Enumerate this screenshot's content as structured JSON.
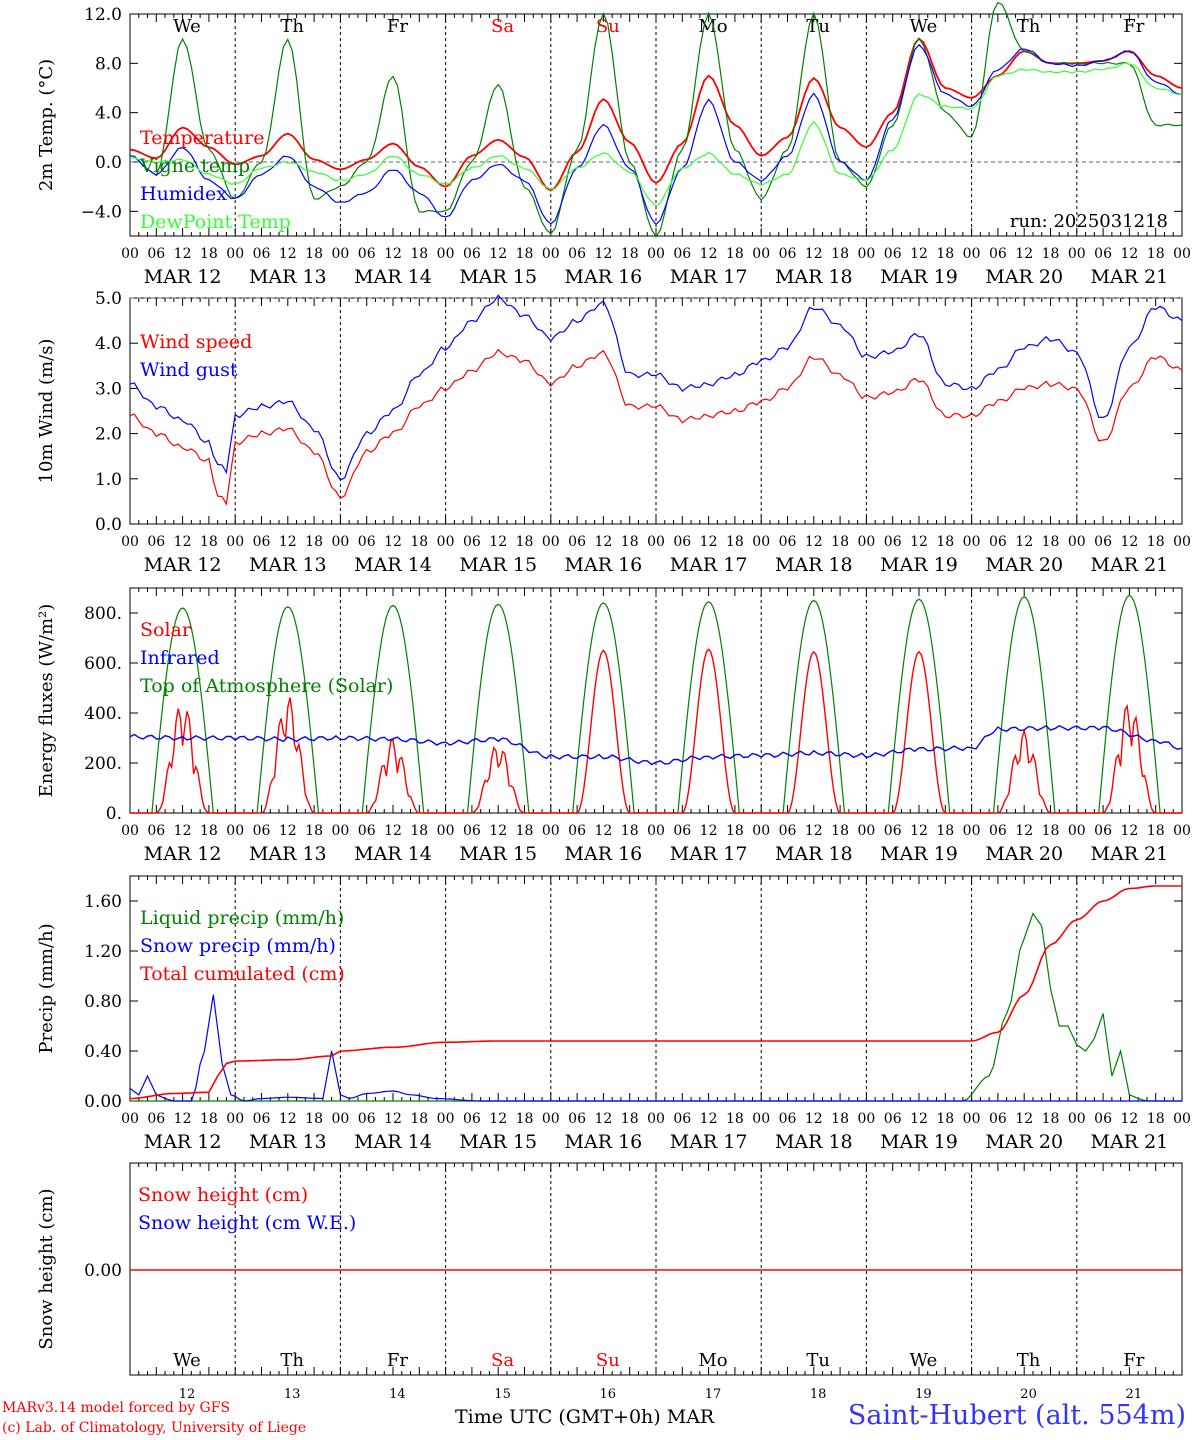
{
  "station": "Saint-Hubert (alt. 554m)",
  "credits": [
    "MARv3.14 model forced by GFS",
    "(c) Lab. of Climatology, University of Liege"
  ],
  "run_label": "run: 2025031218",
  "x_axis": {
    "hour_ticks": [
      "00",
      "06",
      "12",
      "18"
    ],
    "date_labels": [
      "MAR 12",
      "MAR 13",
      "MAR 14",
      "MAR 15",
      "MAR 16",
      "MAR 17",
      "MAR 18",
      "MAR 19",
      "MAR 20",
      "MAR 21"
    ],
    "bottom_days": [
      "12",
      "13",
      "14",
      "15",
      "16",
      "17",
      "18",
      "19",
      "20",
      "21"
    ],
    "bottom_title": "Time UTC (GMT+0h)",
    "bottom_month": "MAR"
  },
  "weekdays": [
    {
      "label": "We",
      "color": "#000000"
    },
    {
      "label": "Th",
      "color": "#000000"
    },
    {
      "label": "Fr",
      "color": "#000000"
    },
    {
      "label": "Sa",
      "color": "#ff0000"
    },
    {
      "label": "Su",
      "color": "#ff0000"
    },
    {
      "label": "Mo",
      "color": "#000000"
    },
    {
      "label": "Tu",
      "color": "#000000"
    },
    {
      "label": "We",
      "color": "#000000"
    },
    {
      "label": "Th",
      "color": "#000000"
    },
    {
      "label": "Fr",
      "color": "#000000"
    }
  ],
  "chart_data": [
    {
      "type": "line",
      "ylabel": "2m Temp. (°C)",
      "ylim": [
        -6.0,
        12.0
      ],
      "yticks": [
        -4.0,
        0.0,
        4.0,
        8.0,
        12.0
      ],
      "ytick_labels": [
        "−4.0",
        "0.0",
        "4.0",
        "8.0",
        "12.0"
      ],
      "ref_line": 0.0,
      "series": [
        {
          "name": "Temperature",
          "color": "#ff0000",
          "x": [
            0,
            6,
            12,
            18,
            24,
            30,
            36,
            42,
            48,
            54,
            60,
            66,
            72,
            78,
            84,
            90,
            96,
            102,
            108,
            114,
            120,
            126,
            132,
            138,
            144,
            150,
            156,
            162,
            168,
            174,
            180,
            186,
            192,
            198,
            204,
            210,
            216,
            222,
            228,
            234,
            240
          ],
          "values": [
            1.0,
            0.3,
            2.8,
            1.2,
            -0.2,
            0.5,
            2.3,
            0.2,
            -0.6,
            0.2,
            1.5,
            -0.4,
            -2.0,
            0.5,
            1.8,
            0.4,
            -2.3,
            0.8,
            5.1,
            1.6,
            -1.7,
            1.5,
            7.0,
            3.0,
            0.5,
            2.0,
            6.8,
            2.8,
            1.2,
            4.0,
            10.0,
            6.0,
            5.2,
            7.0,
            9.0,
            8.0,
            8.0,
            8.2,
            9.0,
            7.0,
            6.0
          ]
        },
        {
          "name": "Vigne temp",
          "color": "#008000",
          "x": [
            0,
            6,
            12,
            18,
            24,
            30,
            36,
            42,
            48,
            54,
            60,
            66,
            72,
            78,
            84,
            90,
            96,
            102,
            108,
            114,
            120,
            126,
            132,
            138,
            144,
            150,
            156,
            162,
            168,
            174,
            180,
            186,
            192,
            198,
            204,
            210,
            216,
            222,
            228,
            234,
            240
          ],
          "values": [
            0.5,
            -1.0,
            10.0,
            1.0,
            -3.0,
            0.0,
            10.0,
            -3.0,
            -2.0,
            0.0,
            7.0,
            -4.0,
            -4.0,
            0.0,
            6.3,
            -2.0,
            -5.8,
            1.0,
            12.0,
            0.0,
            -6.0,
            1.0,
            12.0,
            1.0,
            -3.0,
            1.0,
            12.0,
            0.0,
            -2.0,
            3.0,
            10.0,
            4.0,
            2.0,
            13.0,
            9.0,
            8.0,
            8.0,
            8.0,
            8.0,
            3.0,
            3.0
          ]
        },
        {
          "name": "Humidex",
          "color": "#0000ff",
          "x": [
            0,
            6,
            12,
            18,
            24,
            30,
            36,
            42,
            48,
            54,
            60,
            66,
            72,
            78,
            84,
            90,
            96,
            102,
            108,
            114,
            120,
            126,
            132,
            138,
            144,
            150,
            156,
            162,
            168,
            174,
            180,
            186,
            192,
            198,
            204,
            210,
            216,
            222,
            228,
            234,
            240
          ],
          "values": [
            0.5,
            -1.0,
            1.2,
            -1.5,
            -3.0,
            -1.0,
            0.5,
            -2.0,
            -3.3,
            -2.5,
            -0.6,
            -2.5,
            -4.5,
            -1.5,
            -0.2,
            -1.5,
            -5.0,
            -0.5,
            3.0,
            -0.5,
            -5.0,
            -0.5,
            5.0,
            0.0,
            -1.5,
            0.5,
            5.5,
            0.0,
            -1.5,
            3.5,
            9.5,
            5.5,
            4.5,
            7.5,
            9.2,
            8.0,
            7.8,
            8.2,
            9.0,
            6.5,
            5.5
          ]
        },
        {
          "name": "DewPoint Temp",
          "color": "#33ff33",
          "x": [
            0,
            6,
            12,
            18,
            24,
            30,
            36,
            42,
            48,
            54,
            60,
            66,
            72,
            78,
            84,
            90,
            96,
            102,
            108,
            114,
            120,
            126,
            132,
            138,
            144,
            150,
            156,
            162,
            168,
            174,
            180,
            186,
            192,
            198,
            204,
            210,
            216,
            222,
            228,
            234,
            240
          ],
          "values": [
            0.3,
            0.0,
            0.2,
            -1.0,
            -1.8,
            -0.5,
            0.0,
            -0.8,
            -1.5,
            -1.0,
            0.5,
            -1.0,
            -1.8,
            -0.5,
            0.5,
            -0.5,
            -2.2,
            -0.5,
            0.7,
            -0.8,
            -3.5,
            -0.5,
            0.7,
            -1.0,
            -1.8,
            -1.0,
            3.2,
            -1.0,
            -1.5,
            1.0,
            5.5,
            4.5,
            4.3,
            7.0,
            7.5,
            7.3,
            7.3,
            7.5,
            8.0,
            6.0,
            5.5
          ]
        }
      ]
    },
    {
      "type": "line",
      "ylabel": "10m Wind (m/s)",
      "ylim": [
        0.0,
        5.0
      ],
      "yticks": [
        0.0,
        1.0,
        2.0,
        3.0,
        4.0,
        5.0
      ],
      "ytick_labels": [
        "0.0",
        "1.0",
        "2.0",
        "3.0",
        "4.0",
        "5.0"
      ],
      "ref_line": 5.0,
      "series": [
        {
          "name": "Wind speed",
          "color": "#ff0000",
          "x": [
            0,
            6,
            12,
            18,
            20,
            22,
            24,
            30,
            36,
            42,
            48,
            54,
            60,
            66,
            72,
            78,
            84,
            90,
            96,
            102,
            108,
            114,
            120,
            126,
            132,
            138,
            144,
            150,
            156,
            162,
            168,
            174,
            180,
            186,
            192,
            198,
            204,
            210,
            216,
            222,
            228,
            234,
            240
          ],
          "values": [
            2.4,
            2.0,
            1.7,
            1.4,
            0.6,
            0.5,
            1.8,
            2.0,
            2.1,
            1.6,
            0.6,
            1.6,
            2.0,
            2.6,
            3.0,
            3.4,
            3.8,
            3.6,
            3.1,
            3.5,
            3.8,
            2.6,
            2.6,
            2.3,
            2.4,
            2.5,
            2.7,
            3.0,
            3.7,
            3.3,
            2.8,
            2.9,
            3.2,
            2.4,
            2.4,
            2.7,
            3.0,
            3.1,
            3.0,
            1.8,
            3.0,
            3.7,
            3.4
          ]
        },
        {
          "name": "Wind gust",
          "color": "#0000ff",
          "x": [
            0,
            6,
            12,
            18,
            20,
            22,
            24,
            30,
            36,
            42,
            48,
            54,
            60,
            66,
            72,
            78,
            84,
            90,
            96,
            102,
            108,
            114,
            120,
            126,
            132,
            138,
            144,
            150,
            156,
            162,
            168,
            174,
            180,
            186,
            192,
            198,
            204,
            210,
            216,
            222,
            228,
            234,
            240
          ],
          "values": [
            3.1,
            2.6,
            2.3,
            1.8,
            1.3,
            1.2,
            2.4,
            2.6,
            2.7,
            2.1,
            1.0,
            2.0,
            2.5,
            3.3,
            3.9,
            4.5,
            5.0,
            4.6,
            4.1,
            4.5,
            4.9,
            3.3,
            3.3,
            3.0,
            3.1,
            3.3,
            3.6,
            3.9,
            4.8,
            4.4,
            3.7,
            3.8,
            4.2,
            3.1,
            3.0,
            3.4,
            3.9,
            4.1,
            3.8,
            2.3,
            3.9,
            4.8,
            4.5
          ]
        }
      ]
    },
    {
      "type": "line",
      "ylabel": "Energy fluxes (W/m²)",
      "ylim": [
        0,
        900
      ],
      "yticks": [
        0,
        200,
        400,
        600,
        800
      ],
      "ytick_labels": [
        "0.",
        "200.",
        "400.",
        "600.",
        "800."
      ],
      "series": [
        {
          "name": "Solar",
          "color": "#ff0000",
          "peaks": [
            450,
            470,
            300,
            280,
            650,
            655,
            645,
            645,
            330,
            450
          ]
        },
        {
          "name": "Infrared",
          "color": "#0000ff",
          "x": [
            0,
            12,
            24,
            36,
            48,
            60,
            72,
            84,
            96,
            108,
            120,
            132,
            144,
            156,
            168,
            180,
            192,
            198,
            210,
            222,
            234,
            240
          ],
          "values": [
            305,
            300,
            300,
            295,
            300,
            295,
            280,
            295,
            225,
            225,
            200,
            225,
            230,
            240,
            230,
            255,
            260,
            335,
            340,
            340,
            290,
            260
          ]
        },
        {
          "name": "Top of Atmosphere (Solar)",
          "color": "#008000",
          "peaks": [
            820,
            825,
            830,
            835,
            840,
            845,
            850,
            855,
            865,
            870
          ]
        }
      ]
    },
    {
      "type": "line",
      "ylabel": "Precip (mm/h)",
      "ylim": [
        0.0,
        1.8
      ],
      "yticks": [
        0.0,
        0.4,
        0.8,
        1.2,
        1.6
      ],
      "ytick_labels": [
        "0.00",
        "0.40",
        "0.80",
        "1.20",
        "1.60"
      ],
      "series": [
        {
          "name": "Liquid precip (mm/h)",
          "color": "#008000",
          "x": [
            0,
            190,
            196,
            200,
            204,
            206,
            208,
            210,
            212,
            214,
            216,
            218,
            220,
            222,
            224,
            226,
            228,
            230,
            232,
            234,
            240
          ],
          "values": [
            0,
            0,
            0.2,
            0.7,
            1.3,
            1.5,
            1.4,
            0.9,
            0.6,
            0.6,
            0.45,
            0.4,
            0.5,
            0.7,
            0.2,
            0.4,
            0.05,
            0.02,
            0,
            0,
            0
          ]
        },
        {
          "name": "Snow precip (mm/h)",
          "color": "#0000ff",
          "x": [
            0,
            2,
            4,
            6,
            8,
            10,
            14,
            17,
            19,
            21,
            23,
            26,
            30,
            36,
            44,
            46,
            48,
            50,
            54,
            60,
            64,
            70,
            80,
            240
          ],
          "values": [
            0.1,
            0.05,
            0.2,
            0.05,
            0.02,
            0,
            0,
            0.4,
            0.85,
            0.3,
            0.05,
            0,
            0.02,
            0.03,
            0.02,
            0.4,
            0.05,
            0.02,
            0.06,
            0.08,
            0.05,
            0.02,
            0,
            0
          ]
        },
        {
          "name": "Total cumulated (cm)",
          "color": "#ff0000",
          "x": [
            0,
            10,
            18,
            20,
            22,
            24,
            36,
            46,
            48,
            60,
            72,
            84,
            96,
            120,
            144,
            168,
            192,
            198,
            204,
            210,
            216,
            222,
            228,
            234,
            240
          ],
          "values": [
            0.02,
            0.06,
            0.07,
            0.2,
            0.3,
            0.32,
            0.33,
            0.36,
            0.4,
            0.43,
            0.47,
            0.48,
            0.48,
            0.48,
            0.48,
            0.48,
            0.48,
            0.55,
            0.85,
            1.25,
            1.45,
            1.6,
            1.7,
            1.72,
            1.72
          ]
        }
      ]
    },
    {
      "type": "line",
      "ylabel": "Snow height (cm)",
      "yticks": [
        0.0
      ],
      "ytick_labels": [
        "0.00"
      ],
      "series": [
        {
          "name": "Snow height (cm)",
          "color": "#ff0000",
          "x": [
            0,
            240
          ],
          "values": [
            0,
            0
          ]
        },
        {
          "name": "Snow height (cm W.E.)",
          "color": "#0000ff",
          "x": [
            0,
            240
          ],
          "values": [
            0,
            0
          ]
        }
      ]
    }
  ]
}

= = = = =

:: EXERCISE INSTRUCTIONS ::
Look through the material above. Copy each line where the word "ylabel" appears.

:: COMPLETE OUTPUT ::
      "ylabel": "2m Temp. (°C)",
      "ylabel": "10m Wind (m/s)",
      "ylabel": "Energy fluxes (W/m²)",
      "ylabel": "Precip (mm/h)",
      "ylabel": "Snow height (cm)",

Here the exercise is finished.